◆ PROBLEM DESCRIPTION:
What lines of the data hold the string "Hiroto"? Pull each one out.
* Start GIVEN DATA *
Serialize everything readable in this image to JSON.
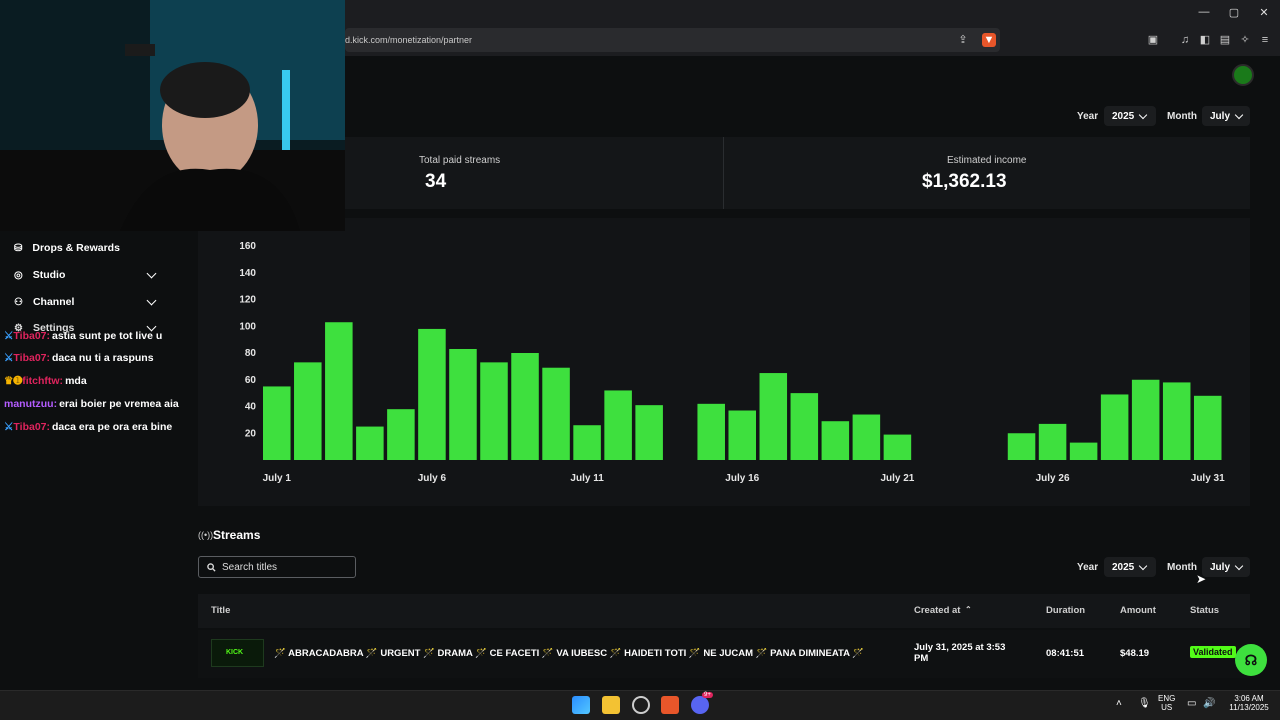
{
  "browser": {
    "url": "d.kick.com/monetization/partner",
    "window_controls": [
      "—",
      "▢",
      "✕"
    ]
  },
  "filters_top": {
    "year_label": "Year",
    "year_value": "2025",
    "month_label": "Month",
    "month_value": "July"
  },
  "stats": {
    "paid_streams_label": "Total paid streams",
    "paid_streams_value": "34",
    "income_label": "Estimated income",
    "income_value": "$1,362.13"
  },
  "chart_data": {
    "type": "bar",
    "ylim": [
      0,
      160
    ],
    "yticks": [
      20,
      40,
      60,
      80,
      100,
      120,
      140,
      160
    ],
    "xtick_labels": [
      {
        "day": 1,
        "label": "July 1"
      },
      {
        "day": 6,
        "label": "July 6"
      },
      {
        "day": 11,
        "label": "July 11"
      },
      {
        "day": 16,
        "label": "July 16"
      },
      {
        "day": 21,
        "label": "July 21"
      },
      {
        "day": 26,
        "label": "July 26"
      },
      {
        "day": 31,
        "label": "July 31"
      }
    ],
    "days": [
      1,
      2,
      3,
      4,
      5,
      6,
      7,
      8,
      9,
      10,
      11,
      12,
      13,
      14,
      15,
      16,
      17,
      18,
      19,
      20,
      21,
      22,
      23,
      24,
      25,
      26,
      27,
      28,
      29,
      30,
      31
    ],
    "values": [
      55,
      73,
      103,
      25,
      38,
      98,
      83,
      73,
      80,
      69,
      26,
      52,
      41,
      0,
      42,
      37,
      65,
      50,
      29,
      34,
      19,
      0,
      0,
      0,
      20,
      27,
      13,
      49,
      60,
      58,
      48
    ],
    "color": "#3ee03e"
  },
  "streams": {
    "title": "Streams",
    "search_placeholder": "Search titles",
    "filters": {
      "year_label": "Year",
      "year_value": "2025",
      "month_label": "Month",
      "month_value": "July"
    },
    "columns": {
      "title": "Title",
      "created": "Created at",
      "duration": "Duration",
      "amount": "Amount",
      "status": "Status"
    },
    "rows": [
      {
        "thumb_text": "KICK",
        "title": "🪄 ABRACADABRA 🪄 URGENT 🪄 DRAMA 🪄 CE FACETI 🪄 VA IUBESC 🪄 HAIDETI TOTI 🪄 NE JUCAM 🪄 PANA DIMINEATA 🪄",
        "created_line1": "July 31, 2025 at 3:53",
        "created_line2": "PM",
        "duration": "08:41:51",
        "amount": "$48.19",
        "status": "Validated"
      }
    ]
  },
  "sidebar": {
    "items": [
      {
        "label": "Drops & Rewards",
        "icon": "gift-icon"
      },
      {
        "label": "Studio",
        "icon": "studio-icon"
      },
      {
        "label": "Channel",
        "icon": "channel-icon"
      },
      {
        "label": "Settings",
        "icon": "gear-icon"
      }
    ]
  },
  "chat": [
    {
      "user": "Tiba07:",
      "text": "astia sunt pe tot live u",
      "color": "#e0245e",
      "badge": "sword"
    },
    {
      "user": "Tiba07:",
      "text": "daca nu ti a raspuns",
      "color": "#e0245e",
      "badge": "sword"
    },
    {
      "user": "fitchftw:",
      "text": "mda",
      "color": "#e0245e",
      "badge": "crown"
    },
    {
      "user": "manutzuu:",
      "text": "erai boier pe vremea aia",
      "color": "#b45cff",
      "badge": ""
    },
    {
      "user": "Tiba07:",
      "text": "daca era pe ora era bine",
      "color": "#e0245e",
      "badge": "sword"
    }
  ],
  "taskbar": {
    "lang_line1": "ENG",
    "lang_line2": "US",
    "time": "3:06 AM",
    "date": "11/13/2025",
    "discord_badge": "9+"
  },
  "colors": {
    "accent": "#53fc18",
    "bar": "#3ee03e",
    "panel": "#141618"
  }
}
* End GIVEN DATA *
* Start GIVEN DATA *
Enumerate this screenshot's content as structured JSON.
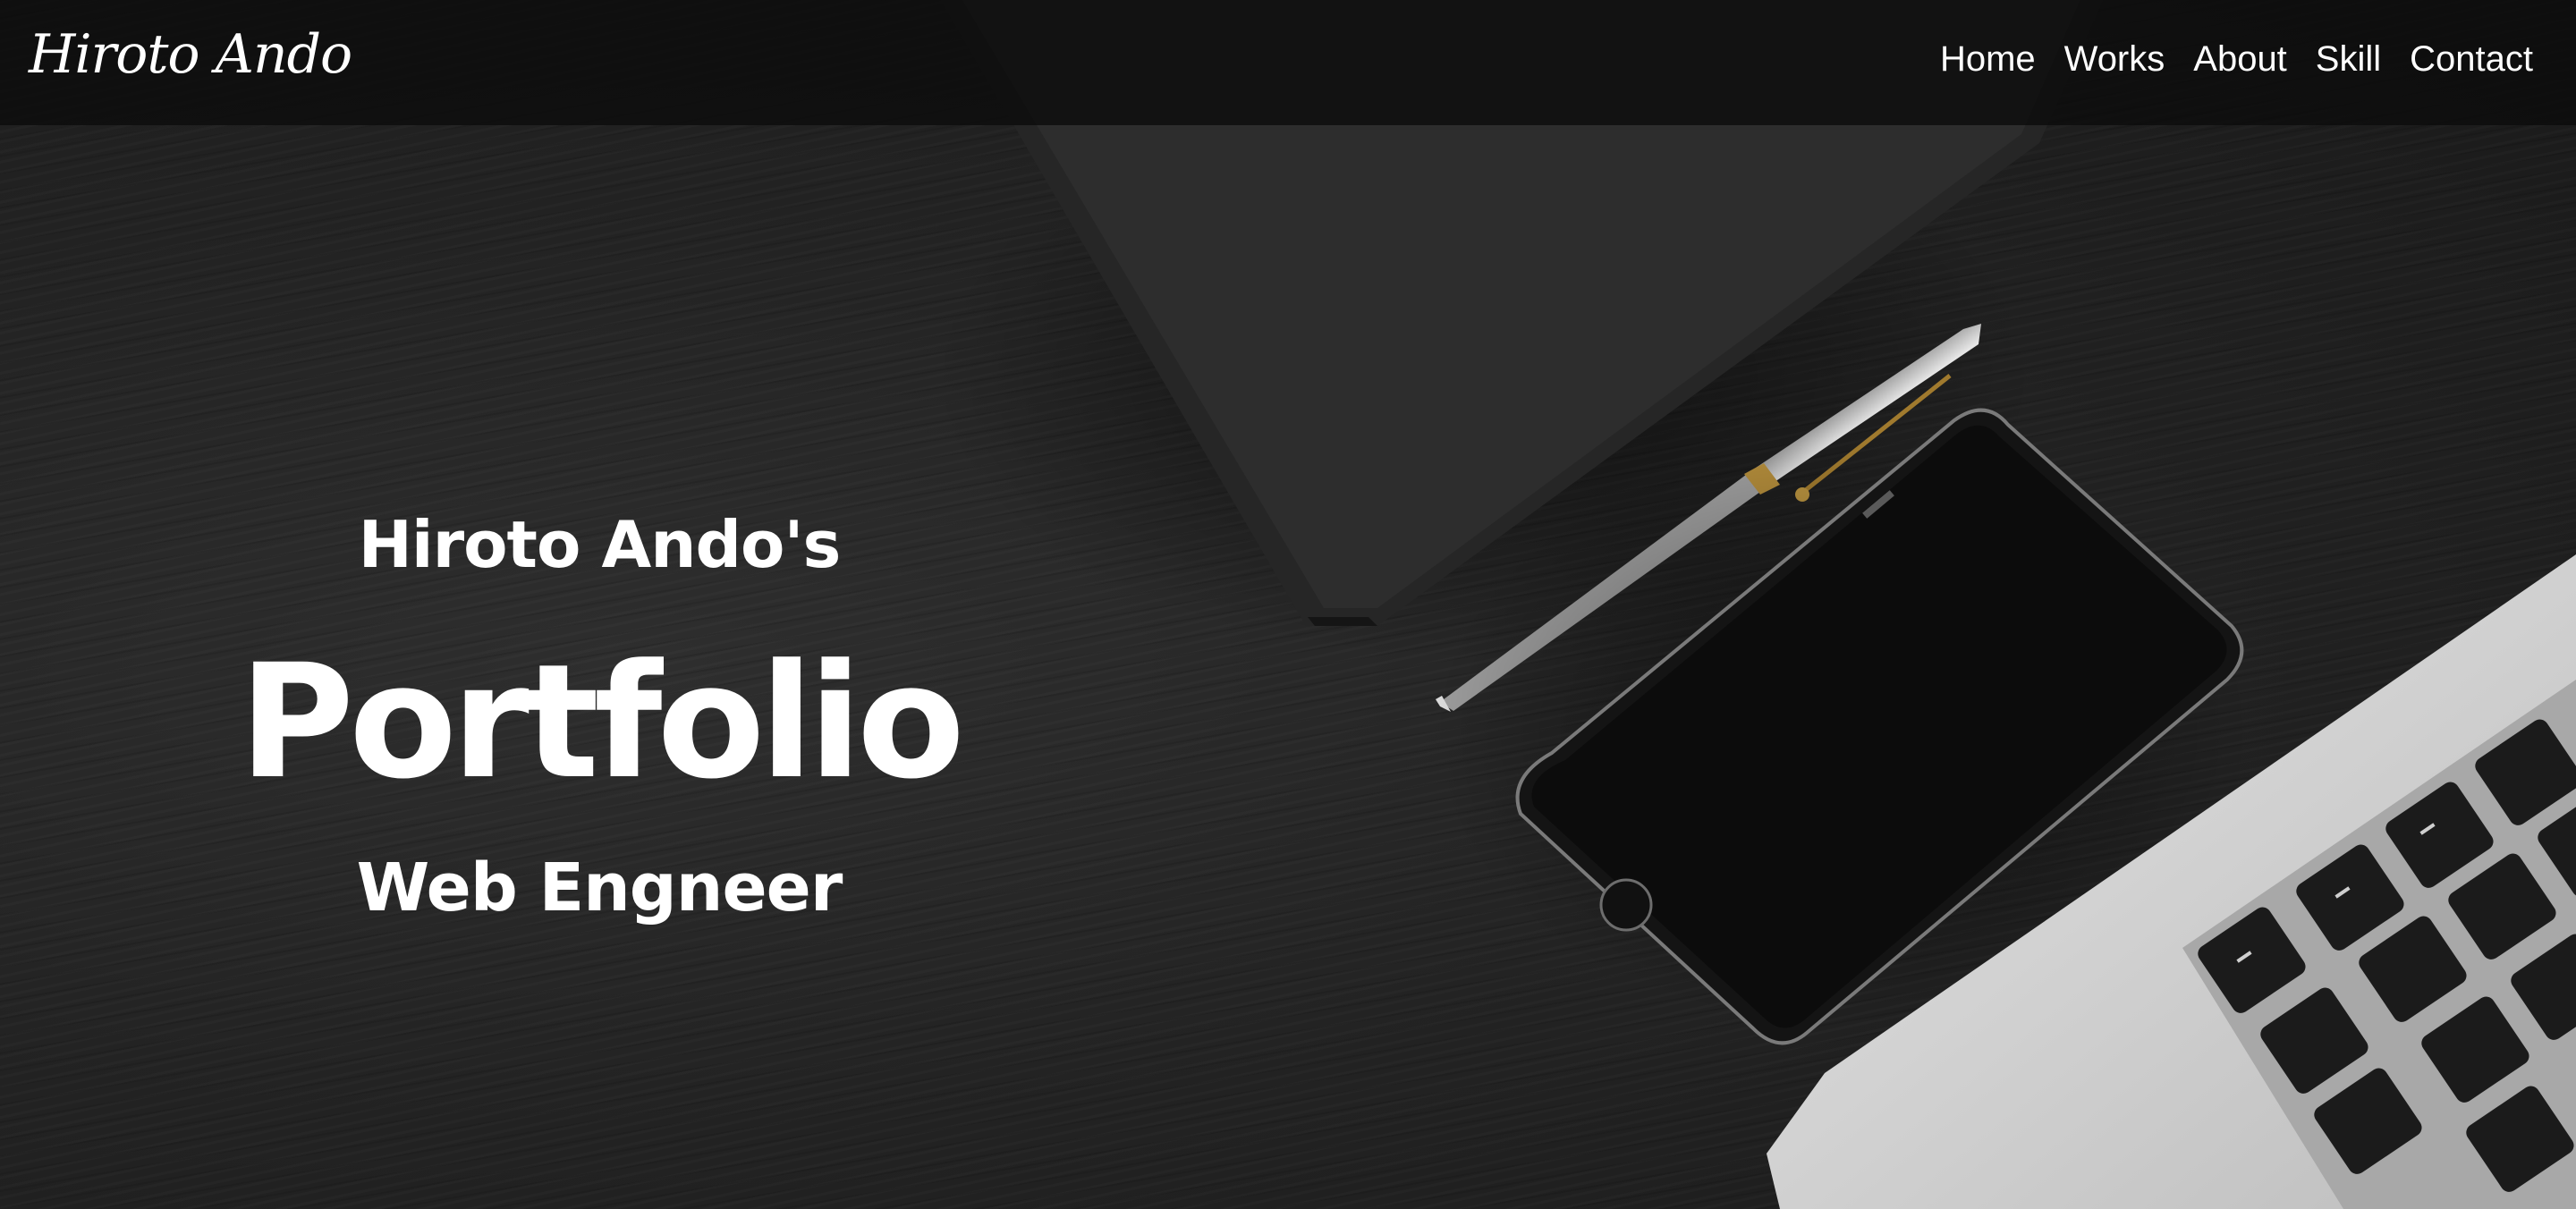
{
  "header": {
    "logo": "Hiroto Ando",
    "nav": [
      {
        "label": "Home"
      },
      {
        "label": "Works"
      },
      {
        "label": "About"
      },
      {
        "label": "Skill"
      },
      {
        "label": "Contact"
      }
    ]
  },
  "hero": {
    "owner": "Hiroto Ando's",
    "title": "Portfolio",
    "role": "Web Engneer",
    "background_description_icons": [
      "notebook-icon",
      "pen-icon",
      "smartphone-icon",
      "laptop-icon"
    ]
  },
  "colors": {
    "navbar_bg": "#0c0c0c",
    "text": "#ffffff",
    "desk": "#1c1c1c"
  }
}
* End GIVEN DATA *
* Start GIVEN DATA *
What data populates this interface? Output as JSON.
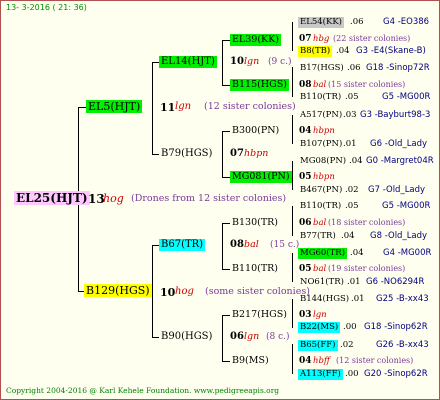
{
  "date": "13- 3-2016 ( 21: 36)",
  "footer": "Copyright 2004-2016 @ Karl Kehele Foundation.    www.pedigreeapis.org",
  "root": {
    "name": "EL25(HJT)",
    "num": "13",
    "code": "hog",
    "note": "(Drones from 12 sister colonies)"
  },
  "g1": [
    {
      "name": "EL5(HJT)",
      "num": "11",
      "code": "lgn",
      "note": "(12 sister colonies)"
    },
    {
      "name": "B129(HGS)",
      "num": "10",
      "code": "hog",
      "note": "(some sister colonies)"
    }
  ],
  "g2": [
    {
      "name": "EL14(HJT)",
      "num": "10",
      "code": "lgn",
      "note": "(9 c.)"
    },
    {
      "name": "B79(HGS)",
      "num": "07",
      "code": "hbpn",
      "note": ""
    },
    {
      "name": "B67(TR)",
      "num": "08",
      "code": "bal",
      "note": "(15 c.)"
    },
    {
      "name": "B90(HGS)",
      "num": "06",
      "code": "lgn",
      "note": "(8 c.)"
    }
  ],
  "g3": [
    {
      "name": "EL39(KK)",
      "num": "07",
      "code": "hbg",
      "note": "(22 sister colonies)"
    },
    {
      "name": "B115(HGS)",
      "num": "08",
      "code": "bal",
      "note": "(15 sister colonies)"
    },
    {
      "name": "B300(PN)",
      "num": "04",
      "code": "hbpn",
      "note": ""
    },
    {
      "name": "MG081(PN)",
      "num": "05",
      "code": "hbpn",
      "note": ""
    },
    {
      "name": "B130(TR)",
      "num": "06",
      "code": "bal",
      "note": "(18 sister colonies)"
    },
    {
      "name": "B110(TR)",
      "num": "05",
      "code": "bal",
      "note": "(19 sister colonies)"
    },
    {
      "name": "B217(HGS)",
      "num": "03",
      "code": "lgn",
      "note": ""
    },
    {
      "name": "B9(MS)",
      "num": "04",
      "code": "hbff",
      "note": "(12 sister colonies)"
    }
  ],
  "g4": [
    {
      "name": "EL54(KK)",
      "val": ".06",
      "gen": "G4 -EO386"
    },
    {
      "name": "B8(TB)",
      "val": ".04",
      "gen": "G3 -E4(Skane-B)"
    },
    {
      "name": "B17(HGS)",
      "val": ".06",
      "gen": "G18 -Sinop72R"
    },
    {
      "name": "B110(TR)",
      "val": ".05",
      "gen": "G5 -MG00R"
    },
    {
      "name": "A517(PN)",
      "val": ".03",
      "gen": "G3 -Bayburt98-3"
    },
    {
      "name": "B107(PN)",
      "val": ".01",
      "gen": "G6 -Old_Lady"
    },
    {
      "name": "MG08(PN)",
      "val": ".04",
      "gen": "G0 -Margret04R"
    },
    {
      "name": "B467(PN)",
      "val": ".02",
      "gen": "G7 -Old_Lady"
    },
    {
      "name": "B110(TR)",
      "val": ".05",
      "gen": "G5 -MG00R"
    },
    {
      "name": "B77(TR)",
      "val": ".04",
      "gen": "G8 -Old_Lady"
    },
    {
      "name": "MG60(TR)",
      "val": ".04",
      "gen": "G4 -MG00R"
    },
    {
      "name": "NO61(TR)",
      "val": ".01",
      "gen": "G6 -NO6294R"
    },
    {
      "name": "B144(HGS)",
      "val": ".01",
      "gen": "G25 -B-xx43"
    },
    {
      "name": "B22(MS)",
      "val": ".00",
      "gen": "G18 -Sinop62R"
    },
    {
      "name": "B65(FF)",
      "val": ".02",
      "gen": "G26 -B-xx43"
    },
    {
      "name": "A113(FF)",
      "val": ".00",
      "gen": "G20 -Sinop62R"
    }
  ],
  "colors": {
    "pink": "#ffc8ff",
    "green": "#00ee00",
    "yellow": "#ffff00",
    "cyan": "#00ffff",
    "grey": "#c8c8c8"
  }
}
* End GIVEN DATA *
◆ OUTPUT FOR THIS TASK:
    "logo": "Hiroto Ando",
    "owner": "Hiroto Ando's",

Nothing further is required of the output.